■ AIM:
Give an exact transcription of every line, dropping the images.

■ MATERIAL FOR THE TASK:
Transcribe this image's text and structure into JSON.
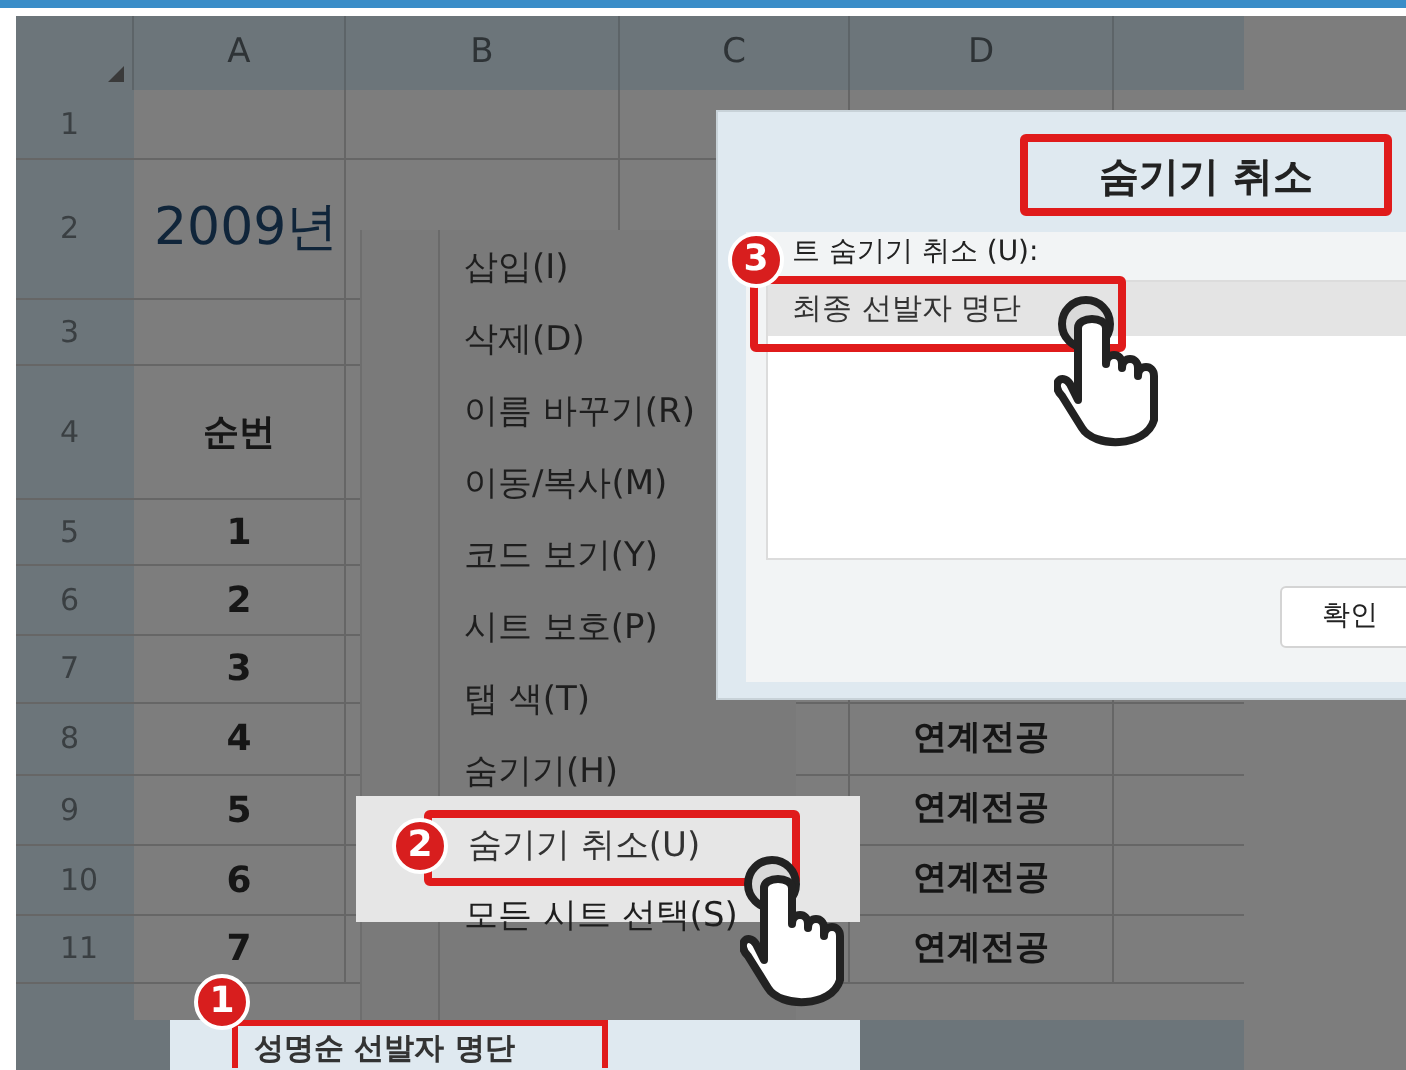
{
  "spreadsheet": {
    "columns": [
      "A",
      "B",
      "C",
      "D"
    ],
    "rows": [
      {
        "header": "1"
      },
      {
        "header": "2",
        "column_a": "2009년"
      },
      {
        "header": "3"
      },
      {
        "header": "4",
        "column_a": "순번"
      },
      {
        "header": "5",
        "column_a": "1"
      },
      {
        "header": "6",
        "column_a": "2"
      },
      {
        "header": "7",
        "column_a": "3"
      },
      {
        "header": "8",
        "column_a": "4",
        "column_d": "연계전공"
      },
      {
        "header": "9",
        "column_a": "5",
        "column_d": "연계전공"
      },
      {
        "header": "10",
        "column_a": "6",
        "column_d": "연계전공"
      },
      {
        "header": "11",
        "column_a": "7",
        "column_d": "연계전공"
      }
    ]
  },
  "context_menu": {
    "step": "2",
    "items": [
      {
        "label": "삽입(I)",
        "selected": false
      },
      {
        "label": "삭제(D)",
        "selected": false
      },
      {
        "label": "이름 바꾸기(R)",
        "selected": false
      },
      {
        "label": "이동/복사(M)",
        "selected": false
      },
      {
        "label": "코드 보기(Y)",
        "selected": false
      },
      {
        "label": "시트 보호(P)",
        "selected": false
      },
      {
        "label": "탭 색(T)",
        "selected": false
      },
      {
        "label": "숨기기(H)",
        "selected": false
      },
      {
        "label": "숨기기 취소(U)",
        "selected": true
      },
      {
        "label": "모든 시트 선택(S)",
        "selected": false
      }
    ]
  },
  "dialog": {
    "title": "숨기기 취소",
    "step": "3",
    "list_label": "트 숨기기 취소 (U):",
    "sheets": [
      {
        "label": "최종 선발자 명단",
        "selected": true
      }
    ],
    "buttons": [
      "확인"
    ]
  },
  "sheet_tab": {
    "step": "1",
    "label": "성명순 선발자 명단"
  }
}
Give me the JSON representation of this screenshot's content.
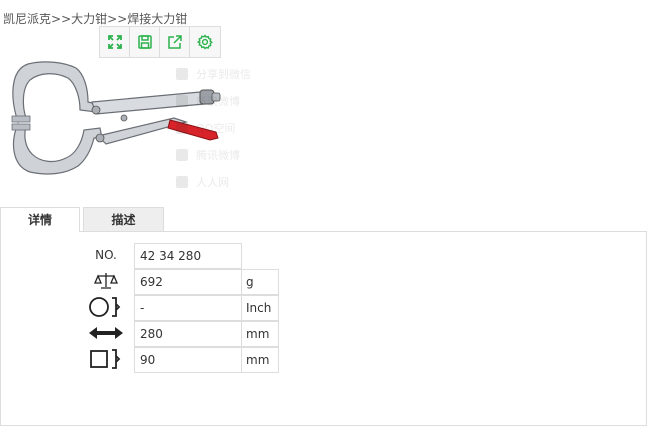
{
  "breadcrumb": {
    "items": [
      "凯尼派克",
      "大力钳",
      "焊接大力钳"
    ],
    "separator": ">>"
  },
  "toolbar": {
    "buttons": [
      "fullscreen-icon",
      "save-icon",
      "share-icon",
      "settings-icon"
    ],
    "accent_color": "#2bb24c"
  },
  "share_panel": {
    "items": [
      "分享到微信",
      "新浪微博",
      "QQ空间",
      "腾讯微博",
      "人人网"
    ]
  },
  "tabs": [
    {
      "label": "详情",
      "active": true
    },
    {
      "label": "描述",
      "active": false
    }
  ],
  "specs": {
    "no_label": "NO.",
    "no_value": "42 34 280",
    "weight_value": "692",
    "weight_unit": "g",
    "capacity_value": "-",
    "capacity_unit": "Inch",
    "length_value": "280",
    "length_unit": "mm",
    "jaw_value": "90",
    "jaw_unit": "mm"
  }
}
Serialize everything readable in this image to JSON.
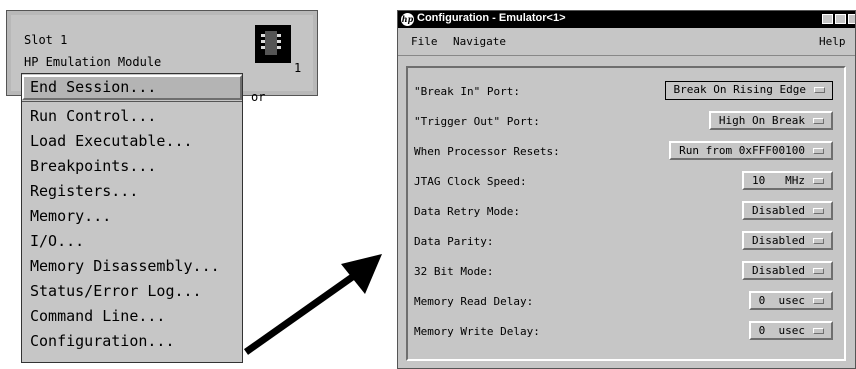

■ CORRECT ANSWER:
Transcribe this image's text and structure into JSON.
{
  "spreadsheet": {
    "columns": [
      "A",
      "B",
      "C",
      "D"
    ],
    "rows": [
      {
        "header": "1"
      },
      {
        "header": "2",
        "column_a": "2009년"
      },
      {
        "header": "3"
      },
      {
        "header": "4",
        "column_a": "순번"
      },
      {
        "header": "5",
        "column_a": "1"
      },
      {
        "header": "6",
        "column_a": "2"
      },
      {
        "header": "7",
        "column_a": "3"
      },
      {
        "header": "8",
        "column_a": "4",
        "column_d": "연계전공"
      },
      {
        "header": "9",
        "column_a": "5",
        "column_d": "연계전공"
      },
      {
        "header": "10",
        "column_a": "6",
        "column_d": "연계전공"
      },
      {
        "header": "11",
        "column_a": "7",
        "column_d": "연계전공"
      }
    ]
  },
  "context_menu": {
    "step": "2",
    "items": [
      {
        "label": "삽입(I)",
        "selected": false
      },
      {
        "label": "삭제(D)",
        "selected": false
      },
      {
        "label": "이름 바꾸기(R)",
        "selected": false
      },
      {
        "label": "이동/복사(M)",
        "selected": false
      },
      {
        "label": "코드 보기(Y)",
        "selected": false
      },
      {
        "label": "시트 보호(P)",
        "selected": false
      },
      {
        "label": "탭 색(T)",
        "selected": false
      },
      {
        "label": "숨기기(H)",
        "selected": false
      },
      {
        "label": "숨기기 취소(U)",
        "selected": true
      },
      {
        "label": "모든 시트 선택(S)",
        "selected": false
      }
    ]
  },
  "dialog": {
    "title": "숨기기 취소",
    "step": "3",
    "list_label": "트 숨기기 취소 (U):",
    "sheets": [
      {
        "label": "최종 선발자 명단",
        "selected": true
      }
    ],
    "buttons": [
      "확인"
    ]
  },
  "sheet_tab": {
    "step": "1",
    "label": "성명순 선발자 명단"
  }
}
Give me the JSON representation of this screenshot's content.
{
  "breadcrumb": {
    "items": [
      "凯尼派克",
      "大力钳",
      "焊接大力钳"
    ],
    "separator": ">>"
  },
  "toolbar": {
    "buttons": [
      "fullscreen-icon",
      "save-icon",
      "share-icon",
      "settings-icon"
    ],
    "accent_color": "#2bb24c"
  },
  "share_panel": {
    "items": [
      "分享到微信",
      "新浪微博",
      "QQ空间",
      "腾讯微博",
      "人人网"
    ]
  },
  "tabs": [
    {
      "label": "详情",
      "active": true
    },
    {
      "label": "描述",
      "active": false
    }
  ],
  "specs": {
    "no_label": "NO.",
    "no_value": "42 34 280",
    "weight_value": "692",
    "weight_unit": "g",
    "capacity_value": "-",
    "capacity_unit": "Inch",
    "length_value": "280",
    "length_unit": "mm",
    "jaw_value": "90",
    "jaw_unit": "mm"
  }
}
Serialize everything readable in this image to JSON.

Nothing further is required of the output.